DIRECTIVE: Keep only the lines where "Analytics" appears.

— START GIVEN DATA —

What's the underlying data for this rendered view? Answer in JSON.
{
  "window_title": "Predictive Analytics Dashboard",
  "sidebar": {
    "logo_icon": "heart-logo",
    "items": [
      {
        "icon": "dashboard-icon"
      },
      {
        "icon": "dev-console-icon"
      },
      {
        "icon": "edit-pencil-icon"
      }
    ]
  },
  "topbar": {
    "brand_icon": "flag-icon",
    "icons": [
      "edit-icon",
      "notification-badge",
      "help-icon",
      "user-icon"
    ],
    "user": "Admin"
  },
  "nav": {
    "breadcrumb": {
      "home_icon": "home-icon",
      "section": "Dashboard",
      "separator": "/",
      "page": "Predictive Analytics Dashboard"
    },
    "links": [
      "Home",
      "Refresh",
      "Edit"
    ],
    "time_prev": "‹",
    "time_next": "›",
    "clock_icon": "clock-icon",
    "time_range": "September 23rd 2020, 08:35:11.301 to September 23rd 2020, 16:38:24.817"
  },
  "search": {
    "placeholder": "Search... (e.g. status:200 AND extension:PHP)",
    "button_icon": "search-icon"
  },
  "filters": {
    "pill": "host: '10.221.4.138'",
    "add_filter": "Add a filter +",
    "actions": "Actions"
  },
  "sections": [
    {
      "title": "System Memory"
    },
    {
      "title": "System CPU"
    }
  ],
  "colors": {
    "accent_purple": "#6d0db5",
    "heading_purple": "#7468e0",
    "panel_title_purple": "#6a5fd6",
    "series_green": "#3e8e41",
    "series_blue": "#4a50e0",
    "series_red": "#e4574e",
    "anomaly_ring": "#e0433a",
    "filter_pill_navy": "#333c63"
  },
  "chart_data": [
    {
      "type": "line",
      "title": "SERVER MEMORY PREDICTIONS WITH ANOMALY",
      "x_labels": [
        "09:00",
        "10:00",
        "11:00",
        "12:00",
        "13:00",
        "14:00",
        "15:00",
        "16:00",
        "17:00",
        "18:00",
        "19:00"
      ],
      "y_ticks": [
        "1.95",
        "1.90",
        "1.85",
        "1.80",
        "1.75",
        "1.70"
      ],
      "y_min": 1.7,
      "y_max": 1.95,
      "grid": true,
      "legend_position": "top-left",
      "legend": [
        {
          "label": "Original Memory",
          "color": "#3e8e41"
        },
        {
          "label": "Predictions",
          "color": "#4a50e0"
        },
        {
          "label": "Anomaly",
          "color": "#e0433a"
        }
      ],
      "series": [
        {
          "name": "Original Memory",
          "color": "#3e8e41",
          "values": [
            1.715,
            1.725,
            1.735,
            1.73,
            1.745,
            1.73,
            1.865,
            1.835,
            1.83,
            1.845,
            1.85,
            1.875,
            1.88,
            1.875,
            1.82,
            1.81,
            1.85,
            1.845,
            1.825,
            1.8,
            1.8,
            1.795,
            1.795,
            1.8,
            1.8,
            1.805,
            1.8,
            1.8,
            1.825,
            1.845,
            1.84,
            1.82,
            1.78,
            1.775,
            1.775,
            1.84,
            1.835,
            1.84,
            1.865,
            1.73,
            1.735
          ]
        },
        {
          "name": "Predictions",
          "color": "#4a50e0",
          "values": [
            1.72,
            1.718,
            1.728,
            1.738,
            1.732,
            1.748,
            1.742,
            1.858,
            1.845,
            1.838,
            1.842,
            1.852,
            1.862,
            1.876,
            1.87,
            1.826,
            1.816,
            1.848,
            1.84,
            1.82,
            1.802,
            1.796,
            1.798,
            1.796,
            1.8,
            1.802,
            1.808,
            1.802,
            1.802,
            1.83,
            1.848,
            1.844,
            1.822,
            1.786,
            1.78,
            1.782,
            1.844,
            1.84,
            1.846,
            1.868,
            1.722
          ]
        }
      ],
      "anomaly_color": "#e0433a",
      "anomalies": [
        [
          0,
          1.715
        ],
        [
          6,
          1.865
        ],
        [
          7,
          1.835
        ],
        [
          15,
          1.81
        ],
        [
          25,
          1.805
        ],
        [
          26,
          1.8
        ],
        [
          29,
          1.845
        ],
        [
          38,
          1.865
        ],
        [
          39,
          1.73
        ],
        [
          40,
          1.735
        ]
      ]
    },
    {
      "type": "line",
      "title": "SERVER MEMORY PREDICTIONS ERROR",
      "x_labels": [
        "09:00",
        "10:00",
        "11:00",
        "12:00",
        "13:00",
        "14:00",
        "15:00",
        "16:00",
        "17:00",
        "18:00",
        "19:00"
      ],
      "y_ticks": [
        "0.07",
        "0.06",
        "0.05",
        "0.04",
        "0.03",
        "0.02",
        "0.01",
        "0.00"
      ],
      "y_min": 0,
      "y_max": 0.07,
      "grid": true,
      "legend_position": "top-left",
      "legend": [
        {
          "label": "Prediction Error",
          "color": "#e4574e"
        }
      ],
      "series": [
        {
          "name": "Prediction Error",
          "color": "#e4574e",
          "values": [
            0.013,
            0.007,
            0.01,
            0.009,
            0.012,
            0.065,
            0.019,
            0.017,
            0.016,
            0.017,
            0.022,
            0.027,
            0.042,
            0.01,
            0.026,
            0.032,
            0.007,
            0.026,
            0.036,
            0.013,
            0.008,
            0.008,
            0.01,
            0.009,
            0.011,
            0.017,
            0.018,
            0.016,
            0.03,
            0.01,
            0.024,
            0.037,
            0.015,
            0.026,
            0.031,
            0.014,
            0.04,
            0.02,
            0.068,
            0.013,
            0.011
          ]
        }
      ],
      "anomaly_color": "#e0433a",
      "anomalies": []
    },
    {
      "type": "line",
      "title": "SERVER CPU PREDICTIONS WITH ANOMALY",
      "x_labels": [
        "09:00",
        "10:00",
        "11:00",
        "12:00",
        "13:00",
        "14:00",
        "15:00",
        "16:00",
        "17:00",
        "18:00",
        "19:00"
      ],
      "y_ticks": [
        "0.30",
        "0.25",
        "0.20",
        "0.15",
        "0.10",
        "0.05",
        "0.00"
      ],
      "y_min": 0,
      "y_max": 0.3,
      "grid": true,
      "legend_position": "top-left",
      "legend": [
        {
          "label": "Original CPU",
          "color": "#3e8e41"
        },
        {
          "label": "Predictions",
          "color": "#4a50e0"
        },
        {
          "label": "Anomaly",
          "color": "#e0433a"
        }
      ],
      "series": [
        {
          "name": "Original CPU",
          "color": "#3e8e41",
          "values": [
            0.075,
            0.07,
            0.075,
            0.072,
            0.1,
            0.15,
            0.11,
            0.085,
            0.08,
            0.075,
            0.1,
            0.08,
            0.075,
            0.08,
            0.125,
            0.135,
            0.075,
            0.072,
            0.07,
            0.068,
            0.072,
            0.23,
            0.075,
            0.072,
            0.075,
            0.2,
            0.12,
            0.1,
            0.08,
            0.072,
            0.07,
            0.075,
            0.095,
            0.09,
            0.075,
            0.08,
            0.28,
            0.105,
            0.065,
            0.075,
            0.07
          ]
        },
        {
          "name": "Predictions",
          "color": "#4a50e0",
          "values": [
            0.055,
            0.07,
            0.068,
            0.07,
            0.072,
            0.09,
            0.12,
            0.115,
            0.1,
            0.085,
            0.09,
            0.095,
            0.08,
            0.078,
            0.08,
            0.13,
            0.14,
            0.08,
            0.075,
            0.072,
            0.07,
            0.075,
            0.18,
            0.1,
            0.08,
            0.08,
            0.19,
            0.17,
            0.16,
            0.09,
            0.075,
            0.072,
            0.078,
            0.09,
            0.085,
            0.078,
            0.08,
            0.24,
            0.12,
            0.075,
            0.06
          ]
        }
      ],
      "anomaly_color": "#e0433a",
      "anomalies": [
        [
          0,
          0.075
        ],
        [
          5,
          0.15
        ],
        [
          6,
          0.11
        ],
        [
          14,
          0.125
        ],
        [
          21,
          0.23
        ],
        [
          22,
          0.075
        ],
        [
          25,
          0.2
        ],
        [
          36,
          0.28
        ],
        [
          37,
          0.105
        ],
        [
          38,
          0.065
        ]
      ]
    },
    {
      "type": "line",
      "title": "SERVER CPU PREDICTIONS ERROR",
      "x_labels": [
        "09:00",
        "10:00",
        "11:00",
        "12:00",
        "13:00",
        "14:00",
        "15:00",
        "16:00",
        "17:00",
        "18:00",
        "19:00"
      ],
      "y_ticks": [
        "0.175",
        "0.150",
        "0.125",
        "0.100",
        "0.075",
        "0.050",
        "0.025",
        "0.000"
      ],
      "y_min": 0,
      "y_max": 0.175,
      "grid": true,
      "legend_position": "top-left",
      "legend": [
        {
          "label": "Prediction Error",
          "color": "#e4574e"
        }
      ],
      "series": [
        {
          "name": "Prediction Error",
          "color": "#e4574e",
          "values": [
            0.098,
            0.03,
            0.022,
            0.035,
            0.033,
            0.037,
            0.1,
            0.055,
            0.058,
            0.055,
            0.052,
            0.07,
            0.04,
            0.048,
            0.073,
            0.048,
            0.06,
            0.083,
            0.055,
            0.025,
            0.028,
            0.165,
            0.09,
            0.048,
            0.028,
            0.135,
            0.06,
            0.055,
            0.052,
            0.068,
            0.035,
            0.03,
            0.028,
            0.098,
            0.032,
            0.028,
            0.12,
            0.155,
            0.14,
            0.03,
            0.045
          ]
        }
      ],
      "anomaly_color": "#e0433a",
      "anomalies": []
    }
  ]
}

— END GIVEN DATA —

SOLUTION FOR THIS TASK:
  "window_title": "Predictive Analytics Dashboard",
      "page": "Predictive Analytics Dashboard"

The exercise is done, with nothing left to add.